* _TRY IT_
Each line below must be reproduced exactly as it stands. Pictures stay out of the copy.
================
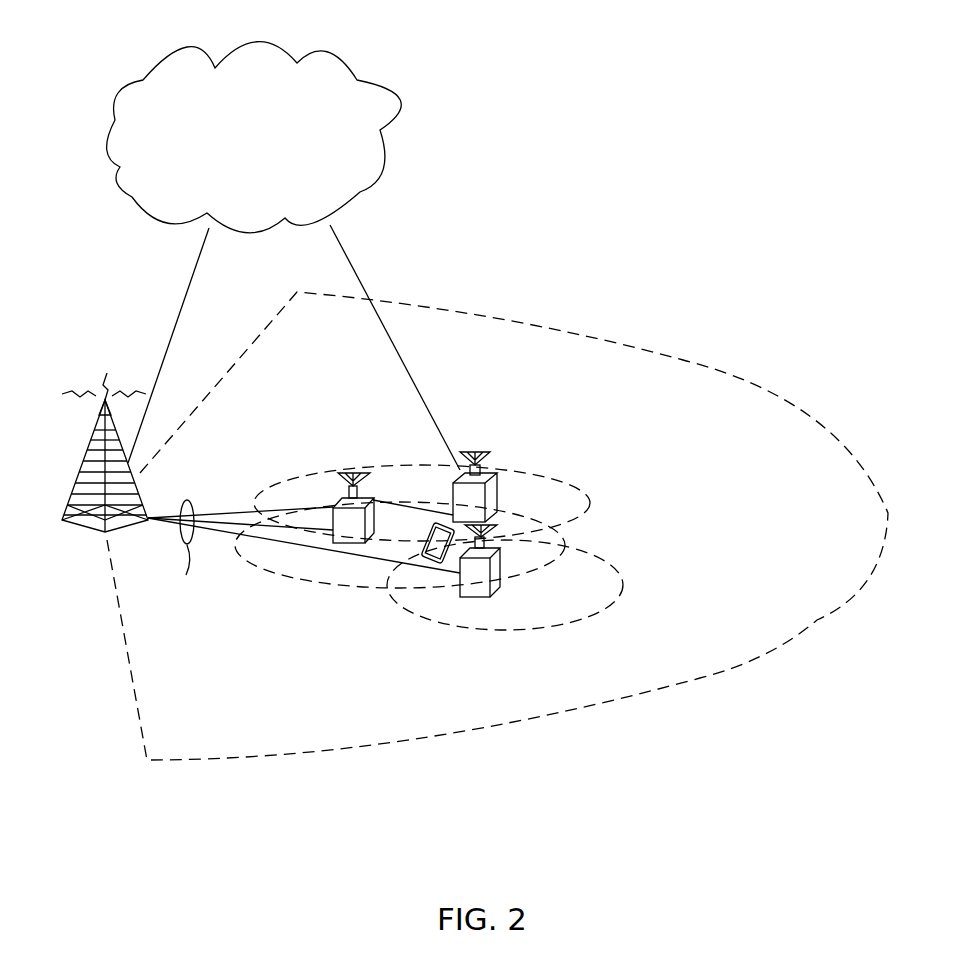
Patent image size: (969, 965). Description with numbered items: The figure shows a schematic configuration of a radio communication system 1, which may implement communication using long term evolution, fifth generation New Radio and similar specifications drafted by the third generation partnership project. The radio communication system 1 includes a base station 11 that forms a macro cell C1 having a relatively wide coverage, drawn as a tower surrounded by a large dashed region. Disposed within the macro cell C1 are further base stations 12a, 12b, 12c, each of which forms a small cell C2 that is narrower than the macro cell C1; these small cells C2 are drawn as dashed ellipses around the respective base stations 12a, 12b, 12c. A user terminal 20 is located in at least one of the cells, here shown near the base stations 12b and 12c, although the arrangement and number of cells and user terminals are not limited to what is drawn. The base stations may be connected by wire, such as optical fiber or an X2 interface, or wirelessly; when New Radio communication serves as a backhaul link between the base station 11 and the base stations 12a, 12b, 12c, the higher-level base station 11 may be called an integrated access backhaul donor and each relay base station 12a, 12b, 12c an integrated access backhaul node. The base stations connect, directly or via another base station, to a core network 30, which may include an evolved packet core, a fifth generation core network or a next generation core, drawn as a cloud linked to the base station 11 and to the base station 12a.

The radio communication system 1 is at (612, 169).
The base station 11 is at (83, 460).
The base station 12a is at (493, 487).
The base station 12b is at (473, 597).
The base station 12c is at (338, 502).
The user terminal 20 is at (417, 553).
The core network 30 is at (330, 53).
The macro cell C1 is at (687, 360).
The small cell C2 is at (300, 587).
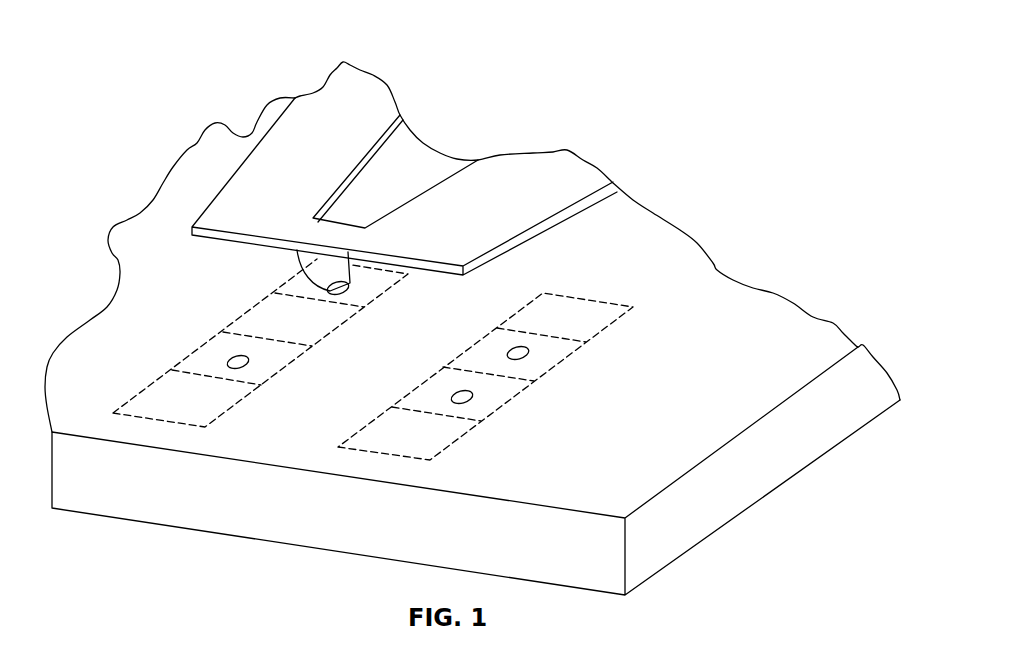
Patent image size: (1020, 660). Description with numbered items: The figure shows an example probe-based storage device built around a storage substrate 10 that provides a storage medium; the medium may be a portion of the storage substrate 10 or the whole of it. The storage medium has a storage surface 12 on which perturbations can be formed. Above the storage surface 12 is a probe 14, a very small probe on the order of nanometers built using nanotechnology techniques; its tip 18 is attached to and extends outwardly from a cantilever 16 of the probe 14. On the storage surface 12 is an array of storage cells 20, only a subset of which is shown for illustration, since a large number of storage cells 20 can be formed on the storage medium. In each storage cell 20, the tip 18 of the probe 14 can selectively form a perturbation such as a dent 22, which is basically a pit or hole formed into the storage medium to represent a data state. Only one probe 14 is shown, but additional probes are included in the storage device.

The storage substrate 10 is at (472, 328).
The storage surface 12 is at (813, 338).
The probe 14 is at (422, 189).
The cantilever 16 is at (260, 177).
The tip 18 is at (333, 275).
The storage cells 20 is at (228, 410).
The dent 22 is at (240, 368).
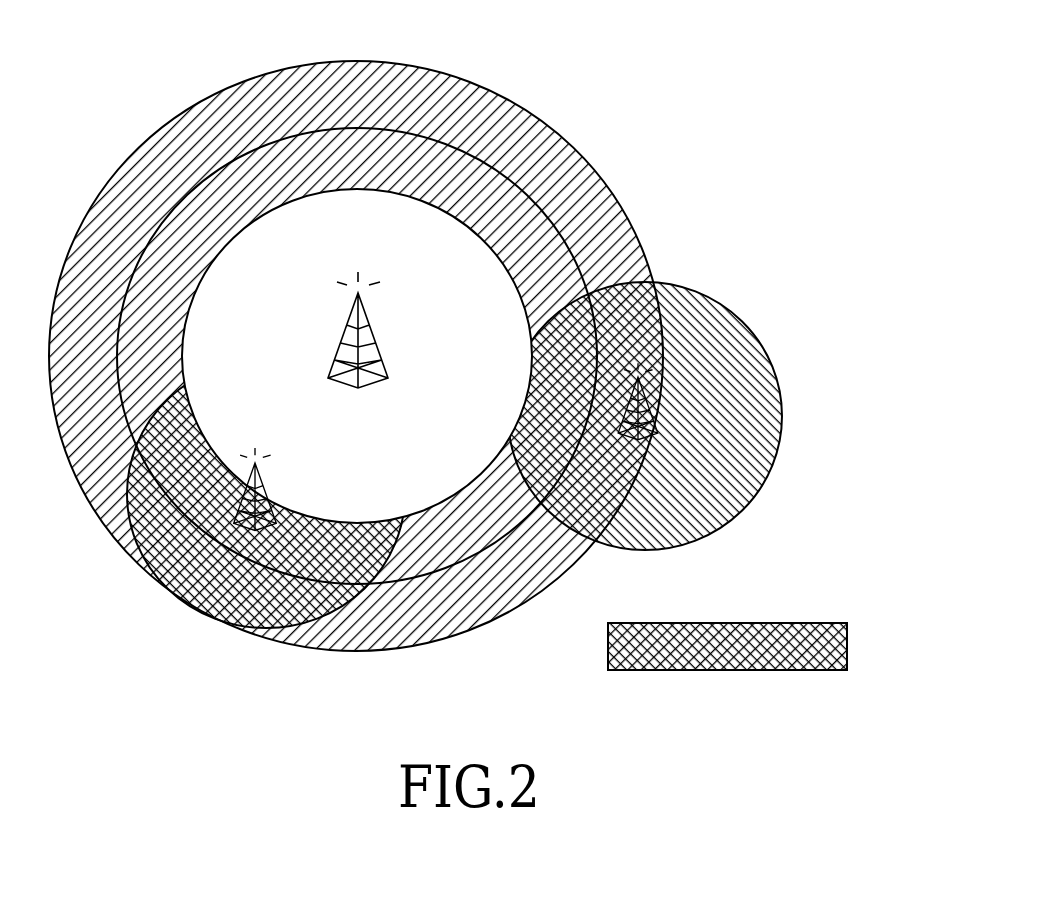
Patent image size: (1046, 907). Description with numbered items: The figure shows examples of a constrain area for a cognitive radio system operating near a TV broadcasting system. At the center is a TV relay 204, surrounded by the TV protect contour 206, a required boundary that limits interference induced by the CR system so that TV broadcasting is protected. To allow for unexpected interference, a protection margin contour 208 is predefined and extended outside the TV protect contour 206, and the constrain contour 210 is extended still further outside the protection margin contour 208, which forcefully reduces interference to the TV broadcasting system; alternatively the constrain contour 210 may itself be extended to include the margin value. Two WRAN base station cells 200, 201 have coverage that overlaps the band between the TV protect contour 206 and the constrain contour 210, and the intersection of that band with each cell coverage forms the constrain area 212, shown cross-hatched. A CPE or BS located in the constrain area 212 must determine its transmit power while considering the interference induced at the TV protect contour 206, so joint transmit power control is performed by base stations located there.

The cell 200 is at (645, 416).
The cell 201 is at (266, 494).
The TV relay 204 is at (358, 355).
The TV protect contour 206 is at (425, 198).
The protection margin contour 208 is at (520, 182).
The constrain contour 210 is at (642, 233).
The constrain area 212 is at (448, 365).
================
* _OUTPUT BELOW_
Patent image size: (969, 965). Description with numbered items: The figure shows a schematic configuration of a radio communication system 1, which may implement communication using long term evolution, fifth generation New Radio and similar specifications drafted by the third generation partnership project. The radio communication system 1 includes a base station 11 that forms a macro cell C1 having a relatively wide coverage, drawn as a tower surrounded by a large dashed region. Disposed within the macro cell C1 are further base stations 12a, 12b, 12c, each of which forms a small cell C2 that is narrower than the macro cell C1; these small cells C2 are drawn as dashed ellipses around the respective base stations 12a, 12b, 12c. A user terminal 20 is located in at least one of the cells, here shown near the base stations 12b and 12c, although the arrangement and number of cells and user terminals are not limited to what is drawn. The base stations may be connected by wire, such as optical fiber or an X2 interface, or wirelessly; when New Radio communication serves as a backhaul link between the base station 11 and the base stations 12a, 12b, 12c, the higher-level base station 11 may be called an integrated access backhaul donor and each relay base station 12a, 12b, 12c an integrated access backhaul node. The base stations connect, directly or via another base station, to a core network 30, which may include an evolved packet core, a fifth generation core network or a next generation core, drawn as a cloud linked to the base station 11 and to the base station 12a.

The radio communication system 1 is at (612, 169).
The base station 11 is at (83, 460).
The base station 12a is at (493, 487).
The base station 12b is at (473, 597).
The base station 12c is at (338, 502).
The user terminal 20 is at (417, 553).
The core network 30 is at (330, 53).
The macro cell C1 is at (687, 360).
The small cell C2 is at (300, 587).
Patent image size: (1020, 660). Description with numbered items: The figure shows an example probe-based storage device built around a storage substrate 10 that provides a storage medium; the medium may be a portion of the storage substrate 10 or the whole of it. The storage medium has a storage surface 12 on which perturbations can be formed. Above the storage surface 12 is a probe 14, a very small probe on the order of nanometers built using nanotechnology techniques; its tip 18 is attached to and extends outwardly from a cantilever 16 of the probe 14. On the storage surface 12 is an array of storage cells 20, only a subset of which is shown for illustration, since a large number of storage cells 20 can be formed on the storage medium. In each storage cell 20, the tip 18 of the probe 14 can selectively form a perturbation such as a dent 22, which is basically a pit or hole formed into the storage medium to represent a data state. Only one probe 14 is shown, but additional probes are included in the storage device.

The storage substrate 10 is at (472, 328).
The storage surface 12 is at (813, 338).
The probe 14 is at (422, 189).
The cantilever 16 is at (260, 177).
The tip 18 is at (333, 275).
The storage cells 20 is at (228, 410).
The dent 22 is at (240, 368).
Patent image size: (1046, 907). Description with numbered items: The figure shows examples of a constrain area for a cognitive radio system operating near a TV broadcasting system. At the center is a TV relay 204, surrounded by the TV protect contour 206, a required boundary that limits interference induced by the CR system so that TV broadcasting is protected. To allow for unexpected interference, a protection margin contour 208 is predefined and extended outside the TV protect contour 206, and the constrain contour 210 is extended still further outside the protection margin contour 208, which forcefully reduces interference to the TV broadcasting system; alternatively the constrain contour 210 may itself be extended to include the margin value. Two WRAN base station cells 200, 201 have coverage that overlaps the band between the TV protect contour 206 and the constrain contour 210, and the intersection of that band with each cell coverage forms the constrain area 212, shown cross-hatched. A CPE or BS located in the constrain area 212 must determine its transmit power while considering the interference induced at the TV protect contour 206, so joint transmit power control is performed by base stations located there.

The cell 200 is at (645, 416).
The cell 201 is at (266, 494).
The TV relay 204 is at (358, 355).
The TV protect contour 206 is at (425, 198).
The protection margin contour 208 is at (520, 182).
The constrain contour 210 is at (642, 233).
The constrain area 212 is at (448, 365).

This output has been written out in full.